» Task objective
Write every line out verbatim and omit the pictures.

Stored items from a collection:
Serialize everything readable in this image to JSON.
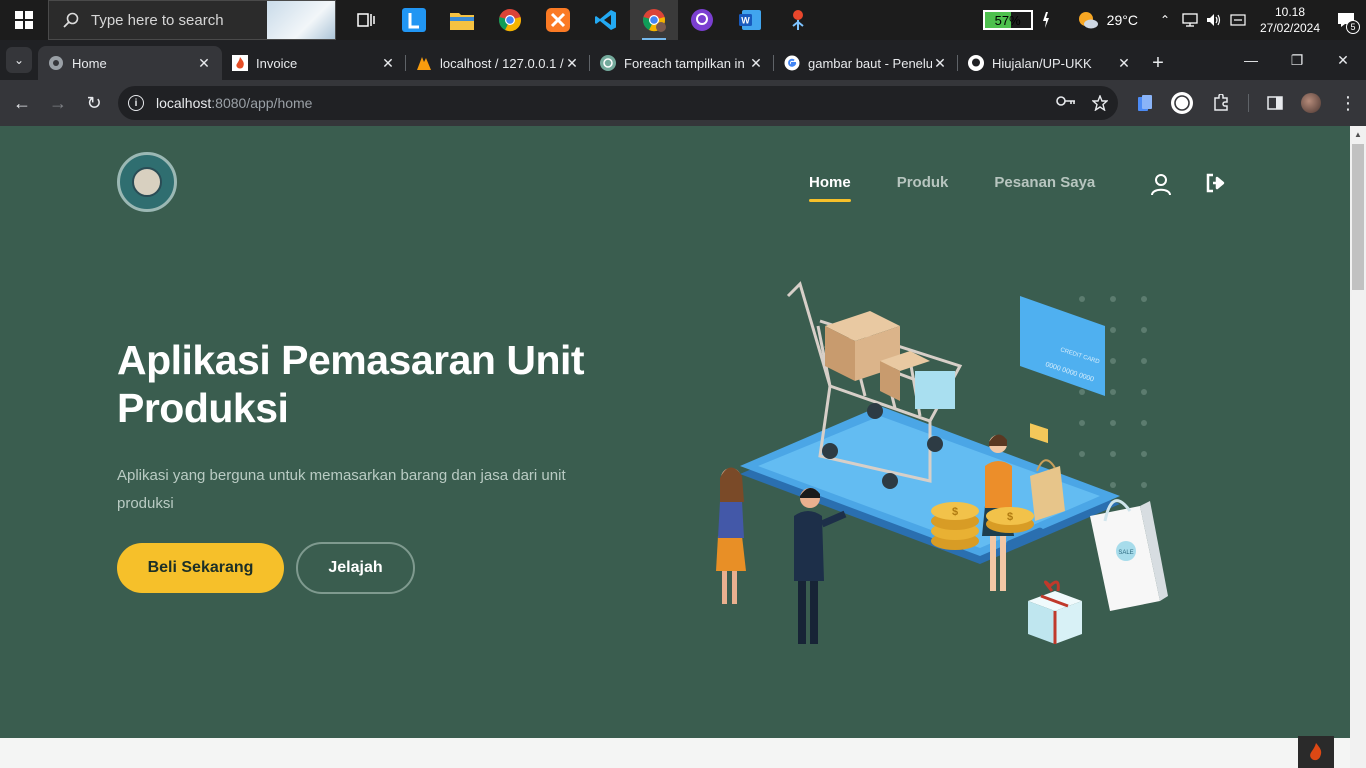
{
  "taskbar": {
    "search_placeholder": "Type here to search",
    "battery_percent": "57%",
    "weather_temp": "29°C",
    "time": "10.18",
    "date": "27/02/2024",
    "notification_count": "5"
  },
  "browser": {
    "tabs": [
      {
        "title": "Home"
      },
      {
        "title": "Invoice"
      },
      {
        "title": "localhost / 127.0.0.1 /"
      },
      {
        "title": "Foreach tampilkan in"
      },
      {
        "title": "gambar baut - Penelu"
      },
      {
        "title": "Hiujalan/UP-UKK"
      }
    ],
    "url_host": "localhost",
    "url_path": ":8080/app/home"
  },
  "page": {
    "nav": {
      "home": "Home",
      "produk": "Produk",
      "pesanan": "Pesanan Saya"
    },
    "hero": {
      "title": "Aplikasi Pemasaran Unit Produksi",
      "subtitle": "Aplikasi yang berguna untuk memasarkan barang dan jasa dari unit produksi",
      "primary_button": "Beli Sekarang",
      "secondary_button": "Jelajah"
    },
    "illustration_text": {
      "credit_card": "CREDIT CARD",
      "card_number": "0000 0000 0000",
      "sale": "SALE"
    }
  },
  "colors": {
    "hero_bg": "#3a5d4f",
    "accent": "#f6c02a"
  }
}
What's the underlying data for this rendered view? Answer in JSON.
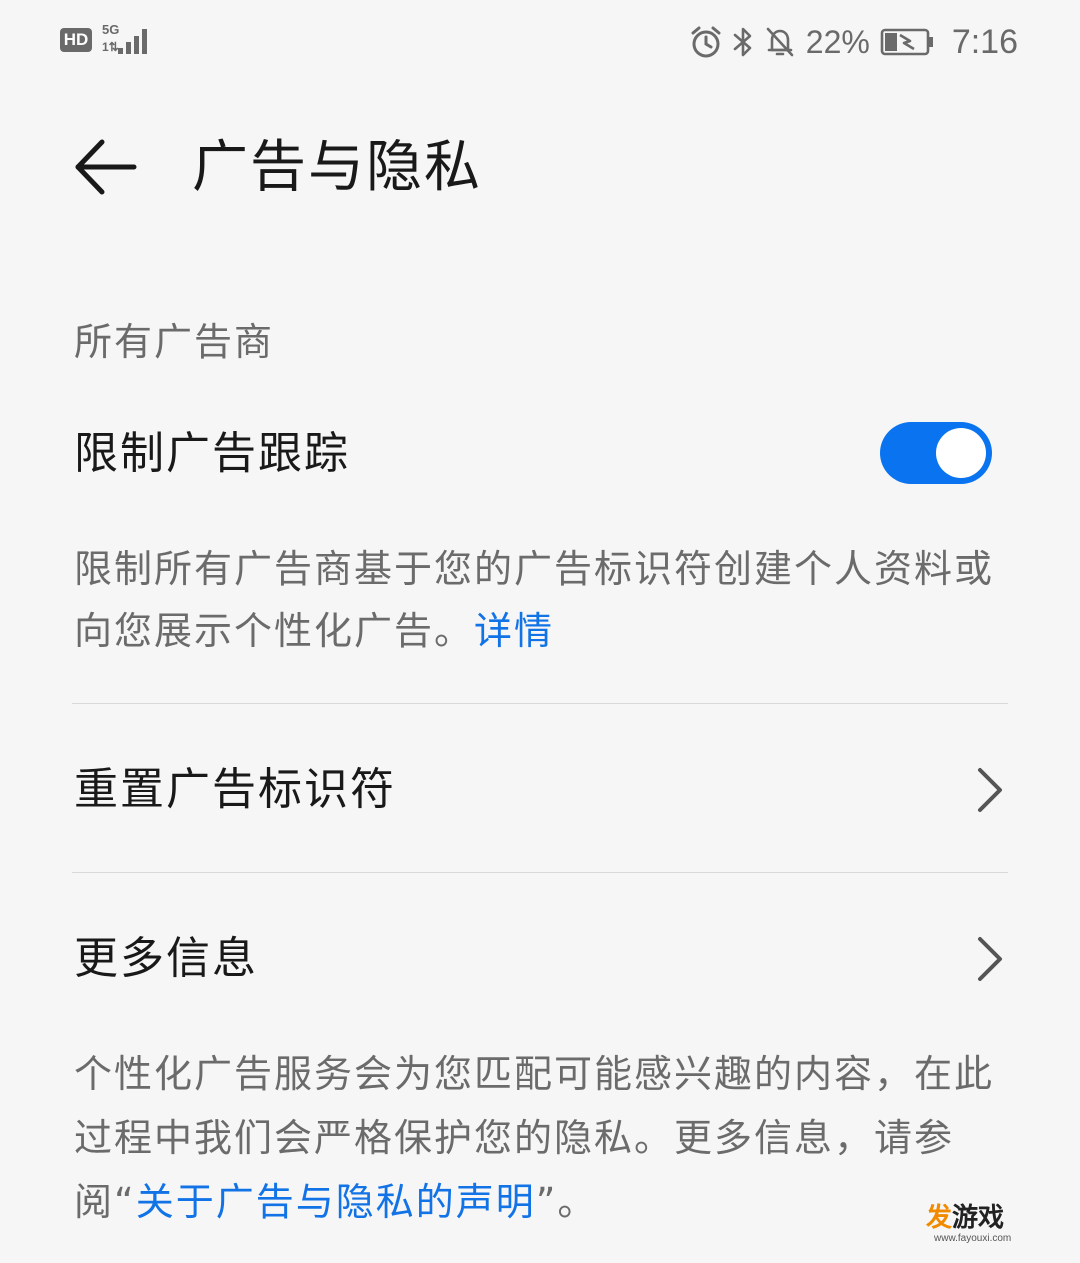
{
  "status_bar": {
    "hd_label": "HD",
    "network_type": "5G",
    "network_sub": "1⇅",
    "battery_percent": "22%",
    "time": "7:16",
    "icons": [
      "alarm-icon",
      "bluetooth-icon",
      "mute-bell-icon",
      "battery-icon",
      "signal-icon"
    ]
  },
  "header": {
    "title": "广告与隐私",
    "back_icon": "arrow-left-icon"
  },
  "section": {
    "title": "所有广告商"
  },
  "limit_tracking": {
    "label": "限制广告跟踪",
    "enabled": true,
    "description": "限制所有广告商基于您的广告标识符创建个人资料或向您展示个性化广告。",
    "link_text": "详情"
  },
  "menu": {
    "reset_id": "重置广告标识符",
    "more_info": "更多信息"
  },
  "footer": {
    "text_before": "个性化广告服务会为您匹配可能感兴趣的内容，在此过程中我们会严格保护您的隐私。更多信息，请参阅“",
    "link_text": "关于广告与隐私的声明",
    "text_after": "”。"
  },
  "watermark": {
    "text_first": "发",
    "text_rest": "游戏",
    "url": "www.fayouxi.com"
  },
  "colors": {
    "accent": "#0a74f0",
    "link": "#1273e6",
    "background": "#f6f6f6",
    "text_primary": "#191919",
    "text_secondary": "#6b6b6b"
  }
}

» Exercise answer
Serialize everything readable in this image to JSON.
{
  "taskbar": {
    "search_placeholder": "Type here to search",
    "battery_percent": "57%",
    "weather_temp": "29°C",
    "time": "10.18",
    "date": "27/02/2024",
    "notification_count": "5"
  },
  "browser": {
    "tabs": [
      {
        "title": "Home"
      },
      {
        "title": "Invoice"
      },
      {
        "title": "localhost / 127.0.0.1 /"
      },
      {
        "title": "Foreach tampilkan in"
      },
      {
        "title": "gambar baut - Penelu"
      },
      {
        "title": "Hiujalan/UP-UKK"
      }
    ],
    "url_host": "localhost",
    "url_path": ":8080/app/home"
  },
  "page": {
    "nav": {
      "home": "Home",
      "produk": "Produk",
      "pesanan": "Pesanan Saya"
    },
    "hero": {
      "title": "Aplikasi Pemasaran Unit Produksi",
      "subtitle": "Aplikasi yang berguna untuk memasarkan barang dan jasa dari unit produksi",
      "primary_button": "Beli Sekarang",
      "secondary_button": "Jelajah"
    },
    "illustration_text": {
      "credit_card": "CREDIT CARD",
      "card_number": "0000 0000 0000",
      "sale": "SALE"
    }
  },
  "colors": {
    "hero_bg": "#3a5d4f",
    "accent": "#f6c02a"
  }
}
What's the underlying data for this rendered view? Answer in JSON.
{
  "status_bar": {
    "hd_label": "HD",
    "network_type": "5G",
    "network_sub": "1⇅",
    "battery_percent": "22%",
    "time": "7:16",
    "icons": [
      "alarm-icon",
      "bluetooth-icon",
      "mute-bell-icon",
      "battery-icon",
      "signal-icon"
    ]
  },
  "header": {
    "title": "广告与隐私",
    "back_icon": "arrow-left-icon"
  },
  "section": {
    "title": "所有广告商"
  },
  "limit_tracking": {
    "label": "限制广告跟踪",
    "enabled": true,
    "description": "限制所有广告商基于您的广告标识符创建个人资料或向您展示个性化广告。",
    "link_text": "详情"
  },
  "menu": {
    "reset_id": "重置广告标识符",
    "more_info": "更多信息"
  },
  "footer": {
    "text_before": "个性化广告服务会为您匹配可能感兴趣的内容，在此过程中我们会严格保护您的隐私。更多信息，请参阅“",
    "link_text": "关于广告与隐私的声明",
    "text_after": "”。"
  },
  "watermark": {
    "text_first": "发",
    "text_rest": "游戏",
    "url": "www.fayouxi.com"
  },
  "colors": {
    "accent": "#0a74f0",
    "link": "#1273e6",
    "background": "#f6f6f6",
    "text_primary": "#191919",
    "text_secondary": "#6b6b6b"
  }
}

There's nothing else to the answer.